Rewrite the rows below with every "bullet-icon" renamed to "dot-icon" and nothing else changed. Leave the pictures out.

┌──

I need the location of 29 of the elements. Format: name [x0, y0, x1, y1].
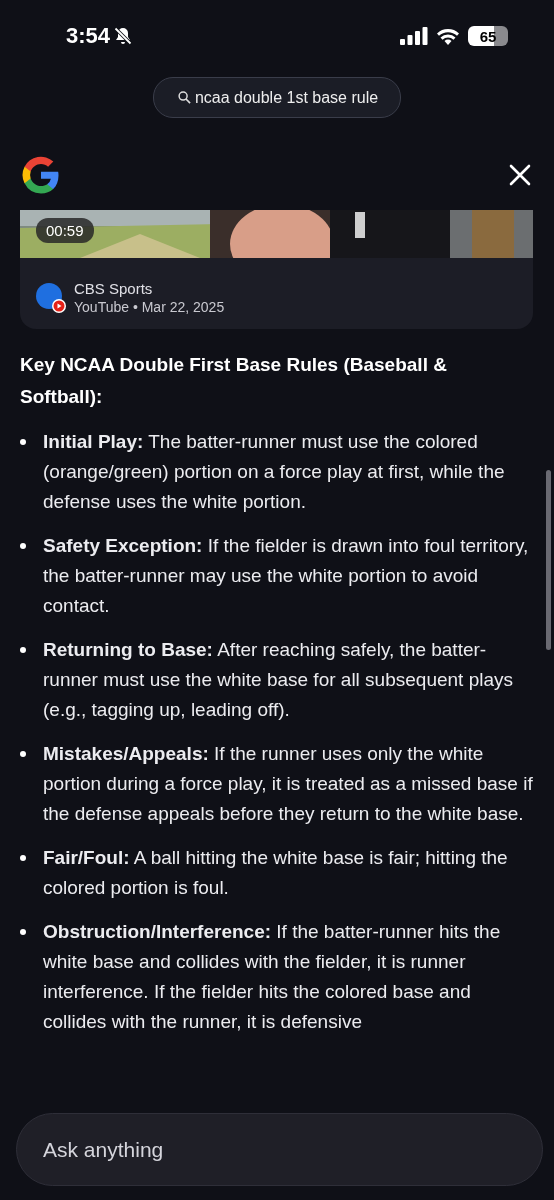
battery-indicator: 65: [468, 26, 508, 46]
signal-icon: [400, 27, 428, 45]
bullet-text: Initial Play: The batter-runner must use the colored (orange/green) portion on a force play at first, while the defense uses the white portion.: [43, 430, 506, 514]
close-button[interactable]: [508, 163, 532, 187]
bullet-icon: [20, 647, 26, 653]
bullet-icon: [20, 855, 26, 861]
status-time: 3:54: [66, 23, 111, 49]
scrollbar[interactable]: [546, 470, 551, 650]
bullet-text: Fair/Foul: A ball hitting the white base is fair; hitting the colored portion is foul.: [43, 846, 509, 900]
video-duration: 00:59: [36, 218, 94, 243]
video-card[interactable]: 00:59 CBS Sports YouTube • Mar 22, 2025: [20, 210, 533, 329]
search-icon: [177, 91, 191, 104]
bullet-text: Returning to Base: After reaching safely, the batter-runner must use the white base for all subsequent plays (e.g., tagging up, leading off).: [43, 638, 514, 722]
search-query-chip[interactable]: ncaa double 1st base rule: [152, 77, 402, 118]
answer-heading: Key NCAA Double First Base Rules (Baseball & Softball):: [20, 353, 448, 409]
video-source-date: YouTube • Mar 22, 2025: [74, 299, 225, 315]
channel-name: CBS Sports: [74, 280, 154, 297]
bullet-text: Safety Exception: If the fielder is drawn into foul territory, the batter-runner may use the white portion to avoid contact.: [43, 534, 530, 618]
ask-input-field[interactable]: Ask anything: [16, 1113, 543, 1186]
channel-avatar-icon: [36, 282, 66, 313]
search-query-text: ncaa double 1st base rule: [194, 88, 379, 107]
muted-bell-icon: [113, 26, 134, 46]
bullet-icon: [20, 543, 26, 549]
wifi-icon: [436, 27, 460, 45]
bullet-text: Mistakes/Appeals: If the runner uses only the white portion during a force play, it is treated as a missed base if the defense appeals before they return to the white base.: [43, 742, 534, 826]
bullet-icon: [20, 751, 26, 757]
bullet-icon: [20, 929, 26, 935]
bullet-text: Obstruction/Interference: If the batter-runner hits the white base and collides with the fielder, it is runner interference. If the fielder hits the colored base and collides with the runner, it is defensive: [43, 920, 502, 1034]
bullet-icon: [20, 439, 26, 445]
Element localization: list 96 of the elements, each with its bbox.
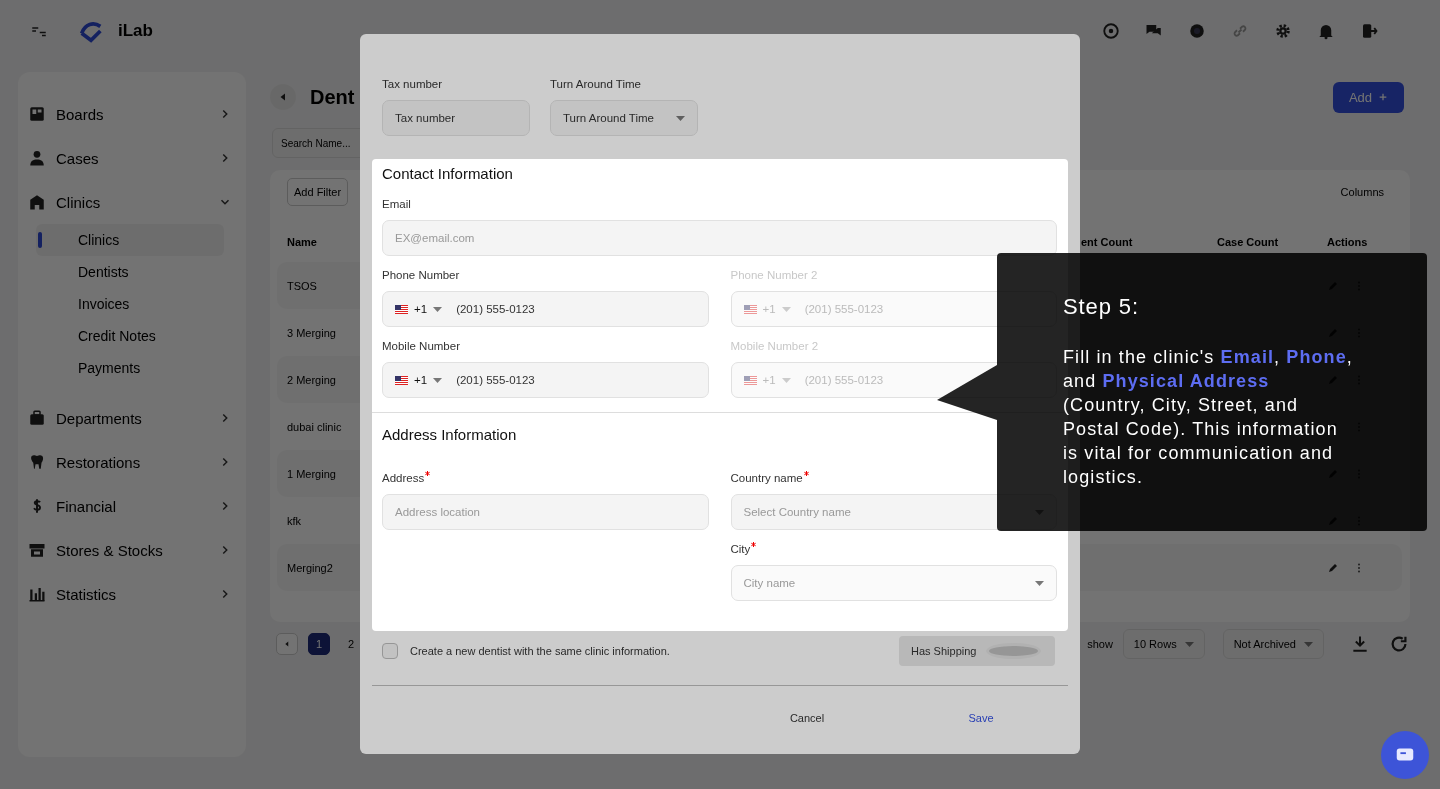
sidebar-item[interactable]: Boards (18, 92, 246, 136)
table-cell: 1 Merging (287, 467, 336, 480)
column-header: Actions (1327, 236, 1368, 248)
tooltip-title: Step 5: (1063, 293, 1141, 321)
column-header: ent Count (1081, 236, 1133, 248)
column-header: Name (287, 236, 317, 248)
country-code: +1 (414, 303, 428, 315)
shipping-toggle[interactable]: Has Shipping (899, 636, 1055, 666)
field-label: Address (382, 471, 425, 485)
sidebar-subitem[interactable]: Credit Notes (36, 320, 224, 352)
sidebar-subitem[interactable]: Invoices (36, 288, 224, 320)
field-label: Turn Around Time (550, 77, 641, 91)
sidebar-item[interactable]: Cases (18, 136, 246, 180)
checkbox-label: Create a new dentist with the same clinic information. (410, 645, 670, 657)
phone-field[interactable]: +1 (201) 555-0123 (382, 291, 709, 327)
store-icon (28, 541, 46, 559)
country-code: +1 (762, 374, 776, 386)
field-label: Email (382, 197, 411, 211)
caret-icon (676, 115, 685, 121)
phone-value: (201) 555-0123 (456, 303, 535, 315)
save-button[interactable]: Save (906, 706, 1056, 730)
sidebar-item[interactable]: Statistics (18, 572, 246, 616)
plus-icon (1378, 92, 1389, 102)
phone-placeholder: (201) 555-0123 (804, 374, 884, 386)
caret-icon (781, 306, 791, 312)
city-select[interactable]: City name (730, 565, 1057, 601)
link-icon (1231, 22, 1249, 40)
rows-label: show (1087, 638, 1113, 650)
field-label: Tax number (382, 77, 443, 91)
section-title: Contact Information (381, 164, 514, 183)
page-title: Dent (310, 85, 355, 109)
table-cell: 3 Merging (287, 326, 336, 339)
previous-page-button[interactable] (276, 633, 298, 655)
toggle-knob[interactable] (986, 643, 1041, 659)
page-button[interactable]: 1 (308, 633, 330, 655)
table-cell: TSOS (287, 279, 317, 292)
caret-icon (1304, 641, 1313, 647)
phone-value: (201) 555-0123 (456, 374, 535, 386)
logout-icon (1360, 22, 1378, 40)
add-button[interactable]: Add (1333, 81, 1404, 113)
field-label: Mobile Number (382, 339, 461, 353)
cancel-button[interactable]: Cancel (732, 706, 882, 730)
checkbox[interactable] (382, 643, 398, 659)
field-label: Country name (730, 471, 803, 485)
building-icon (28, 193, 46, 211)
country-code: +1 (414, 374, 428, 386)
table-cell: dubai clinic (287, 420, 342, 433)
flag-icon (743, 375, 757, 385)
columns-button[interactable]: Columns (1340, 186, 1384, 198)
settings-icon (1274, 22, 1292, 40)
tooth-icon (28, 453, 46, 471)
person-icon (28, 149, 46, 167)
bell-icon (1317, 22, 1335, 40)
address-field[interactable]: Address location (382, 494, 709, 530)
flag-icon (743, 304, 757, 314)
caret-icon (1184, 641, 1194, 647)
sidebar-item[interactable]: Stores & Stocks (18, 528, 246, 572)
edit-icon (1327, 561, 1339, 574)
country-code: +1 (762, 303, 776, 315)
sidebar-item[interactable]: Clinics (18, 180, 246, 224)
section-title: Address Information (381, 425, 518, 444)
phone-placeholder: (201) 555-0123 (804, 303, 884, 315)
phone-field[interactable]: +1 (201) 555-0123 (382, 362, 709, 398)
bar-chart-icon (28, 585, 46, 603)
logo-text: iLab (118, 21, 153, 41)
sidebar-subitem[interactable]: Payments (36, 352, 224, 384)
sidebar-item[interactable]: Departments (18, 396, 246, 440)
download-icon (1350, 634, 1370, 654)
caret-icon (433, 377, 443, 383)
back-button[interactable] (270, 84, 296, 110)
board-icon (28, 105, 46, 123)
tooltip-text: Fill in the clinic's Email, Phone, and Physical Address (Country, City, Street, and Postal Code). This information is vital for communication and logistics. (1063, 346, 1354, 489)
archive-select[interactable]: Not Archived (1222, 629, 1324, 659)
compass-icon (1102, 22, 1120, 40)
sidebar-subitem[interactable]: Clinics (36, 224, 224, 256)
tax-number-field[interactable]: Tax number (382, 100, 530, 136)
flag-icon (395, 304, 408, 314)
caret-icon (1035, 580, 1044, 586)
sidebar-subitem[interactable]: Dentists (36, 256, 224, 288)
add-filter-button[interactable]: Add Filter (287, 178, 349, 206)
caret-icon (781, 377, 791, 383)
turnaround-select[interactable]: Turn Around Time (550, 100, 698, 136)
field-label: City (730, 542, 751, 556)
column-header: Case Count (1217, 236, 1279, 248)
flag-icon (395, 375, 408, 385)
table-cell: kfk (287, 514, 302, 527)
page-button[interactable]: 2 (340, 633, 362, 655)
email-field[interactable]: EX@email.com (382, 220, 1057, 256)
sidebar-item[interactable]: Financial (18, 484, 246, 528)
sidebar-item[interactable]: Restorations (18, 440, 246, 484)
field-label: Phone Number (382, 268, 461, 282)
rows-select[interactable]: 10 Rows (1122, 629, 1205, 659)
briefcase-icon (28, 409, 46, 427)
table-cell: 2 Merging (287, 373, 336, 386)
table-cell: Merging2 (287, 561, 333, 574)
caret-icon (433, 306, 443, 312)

└──

## [SOLUTION TO THE EXERCISE]
I need the location of 29 of the elements. Format: name [x0, y0, x1, y1].
battery-indicator: 65: [468, 26, 508, 46]
signal-icon: [400, 27, 428, 45]
bullet-text: Initial Play: The batter-runner must use the colored (orange/green) portion on a force play at first, while the defense uses the white portion.: [43, 430, 506, 514]
close-button[interactable]: [508, 163, 532, 187]
dot-icon: [20, 647, 26, 653]
dot-icon: [20, 855, 26, 861]
status-time: 3:54: [66, 23, 111, 49]
scrollbar[interactable]: [546, 470, 551, 650]
bullet-text: Fair/Foul: A ball hitting the white base is fair; hitting the colored portion is foul.: [43, 846, 509, 900]
video-duration: 00:59: [36, 218, 94, 243]
video-card[interactable]: 00:59 CBS Sports YouTube • Mar 22, 2025: [20, 210, 533, 329]
search-icon: [177, 91, 191, 104]
bullet-text: Returning to Base: After reaching safely, the batter-runner must use the white base for all subsequent plays (e.g., tagging up, leading off).: [43, 638, 514, 722]
search-query-chip[interactable]: ncaa double 1st base rule: [152, 77, 402, 118]
answer-heading: Key NCAA Double First Base Rules (Baseball & Softball):: [20, 353, 448, 409]
video-source-date: YouTube • Mar 22, 2025: [74, 299, 225, 315]
channel-name: CBS Sports: [74, 280, 154, 297]
bullet-text: Safety Exception: If the fielder is drawn into foul territory, the batter-runner may use the white portion to avoid contact.: [43, 534, 530, 618]
ask-input-field[interactable]: Ask anything: [16, 1113, 543, 1186]
channel-avatar-icon: [36, 282, 66, 313]
search-query-text: ncaa double 1st base rule: [194, 88, 379, 107]
muted-bell-icon: [113, 26, 134, 46]
dot-icon: [20, 543, 26, 549]
wifi-icon: [436, 27, 460, 45]
bullet-text: Mistakes/Appeals: If the runner uses only the white portion during a force play, it is treated as a missed base if the defense appeals before they return to the white base.: [43, 742, 534, 826]
dot-icon: [20, 751, 26, 757]
dot-icon: [20, 929, 26, 935]
bullet-text: Obstruction/Interference: If the batter-runner hits the white base and collides with the fielder, it is runner interference. If the fielder hits the colored base and collides with the runner, it is defensive: [43, 920, 502, 1034]
dot-icon: [20, 439, 26, 445]
Element localization: list 96 of the elements, each with its bbox.
sidebar-item[interactable]: Boards (18, 92, 246, 136)
table-cell: 1 Merging (287, 467, 336, 480)
column-header: Actions (1327, 236, 1368, 248)
tooltip-title: Step 5: (1063, 293, 1141, 321)
column-header: ent Count (1081, 236, 1133, 248)
column-header: Name (287, 236, 317, 248)
country-code: +1 (414, 303, 428, 315)
shipping-toggle[interactable]: Has Shipping (899, 636, 1055, 666)
field-label: Address (382, 471, 425, 485)
sidebar-subitem[interactable]: Credit Notes (36, 320, 224, 352)
sidebar-subitem[interactable]: Invoices (36, 288, 224, 320)
field-label: Turn Around Time (550, 77, 641, 91)
sidebar-item[interactable]: Cases (18, 136, 246, 180)
checkbox-label: Create a new dentist with the same clinic information. (410, 645, 670, 657)
phone-field[interactable]: +1 (201) 555-0123 (382, 291, 709, 327)
store-icon (28, 541, 46, 559)
country-code: +1 (762, 374, 776, 386)
field-label: Email (382, 197, 411, 211)
caret-icon (676, 115, 685, 121)
phone-value: (201) 555-0123 (456, 303, 535, 315)
save-button[interactable]: Save (906, 706, 1056, 730)
sidebar-item[interactable]: Statistics (18, 572, 246, 616)
plus-icon (1378, 92, 1389, 102)
phone-placeholder: (201) 555-0123 (804, 374, 884, 386)
caret-icon (781, 306, 791, 312)
city-select[interactable]: City name (730, 565, 1057, 601)
link-icon (1231, 22, 1249, 40)
rows-label: show (1087, 638, 1113, 650)
field-label: Tax number (382, 77, 443, 91)
section-title: Contact Information (381, 164, 514, 183)
page-title: Dent (310, 85, 355, 109)
table-cell: 3 Merging (287, 326, 336, 339)
previous-page-button[interactable] (276, 633, 298, 655)
toggle-knob[interactable] (986, 643, 1041, 659)
page-button[interactable]: 1 (308, 633, 330, 655)
table-cell: TSOS (287, 279, 317, 292)
caret-icon (1304, 641, 1313, 647)
phone-value: (201) 555-0123 (456, 374, 535, 386)
logout-icon (1360, 22, 1378, 40)
add-button[interactable]: Add (1333, 81, 1404, 113)
field-label: Mobile Number (382, 339, 461, 353)
cancel-button[interactable]: Cancel (732, 706, 882, 730)
checkbox[interactable] (382, 643, 398, 659)
field-label: Country name (730, 471, 803, 485)
building-icon (28, 193, 46, 211)
country-code: +1 (414, 374, 428, 386)
table-cell: dubai clinic (287, 420, 342, 433)
flag-icon (743, 375, 757, 385)
columns-button[interactable]: Columns (1340, 186, 1384, 198)
settings-icon (1274, 22, 1292, 40)
tooth-icon (28, 453, 46, 471)
person-icon (28, 149, 46, 167)
bell-icon (1317, 22, 1335, 40)
address-field[interactable]: Address location (382, 494, 709, 530)
flag-icon (743, 304, 757, 314)
caret-icon (1184, 641, 1194, 647)
sidebar-item[interactable]: Stores & Stocks (18, 528, 246, 572)
edit-icon (1327, 561, 1339, 574)
country-code: +1 (762, 303, 776, 315)
sidebar-item[interactable]: Clinics (18, 180, 246, 224)
section-title: Address Information (381, 425, 518, 444)
phone-placeholder: (201) 555-0123 (804, 303, 884, 315)
phone-field[interactable]: +1 (201) 555-0123 (382, 362, 709, 398)
bar-chart-icon (28, 585, 46, 603)
logo-text: iLab (118, 21, 153, 41)
sidebar-subitem[interactable]: Payments (36, 352, 224, 384)
sidebar-item[interactable]: Departments (18, 396, 246, 440)
download-icon (1350, 634, 1370, 654)
caret-icon (433, 377, 443, 383)
back-button[interactable] (270, 84, 296, 110)
board-icon (28, 105, 46, 123)
tooltip-text: Fill in the clinic's Email, Phone, and Physical Address (Country, City, Street, and Postal Code). This information is vital for communication and logistics. (1063, 346, 1354, 489)
archive-select[interactable]: Not Archived (1222, 629, 1324, 659)
compass-icon (1102, 22, 1120, 40)
sidebar-subitem[interactable]: Clinics (36, 224, 224, 256)
tax-number-field[interactable]: Tax number (382, 100, 530, 136)
flag-icon (395, 304, 408, 314)
caret-icon (1035, 580, 1044, 586)
sidebar-subitem[interactable]: Dentists (36, 256, 224, 288)
add-filter-button[interactable]: Add Filter (287, 178, 349, 206)
caret-icon (781, 377, 791, 383)
turnaround-select[interactable]: Turn Around Time (550, 100, 698, 136)
field-label: City (730, 542, 751, 556)
column-header: Case Count (1217, 236, 1279, 248)
flag-icon (395, 375, 408, 385)
table-cell: kfk (287, 514, 302, 527)
page-button[interactable]: 2 (340, 633, 362, 655)
email-field[interactable]: EX@email.com (382, 220, 1057, 256)
sidebar-item[interactable]: Financial (18, 484, 246, 528)
sidebar-item[interactable]: Restorations (18, 440, 246, 484)
field-label: Phone Number (382, 268, 461, 282)
rows-select[interactable]: 10 Rows (1122, 629, 1205, 659)
briefcase-icon (28, 409, 46, 427)
table-cell: 2 Merging (287, 373, 336, 386)
table-cell: Merging2 (287, 561, 333, 574)
caret-icon (433, 306, 443, 312)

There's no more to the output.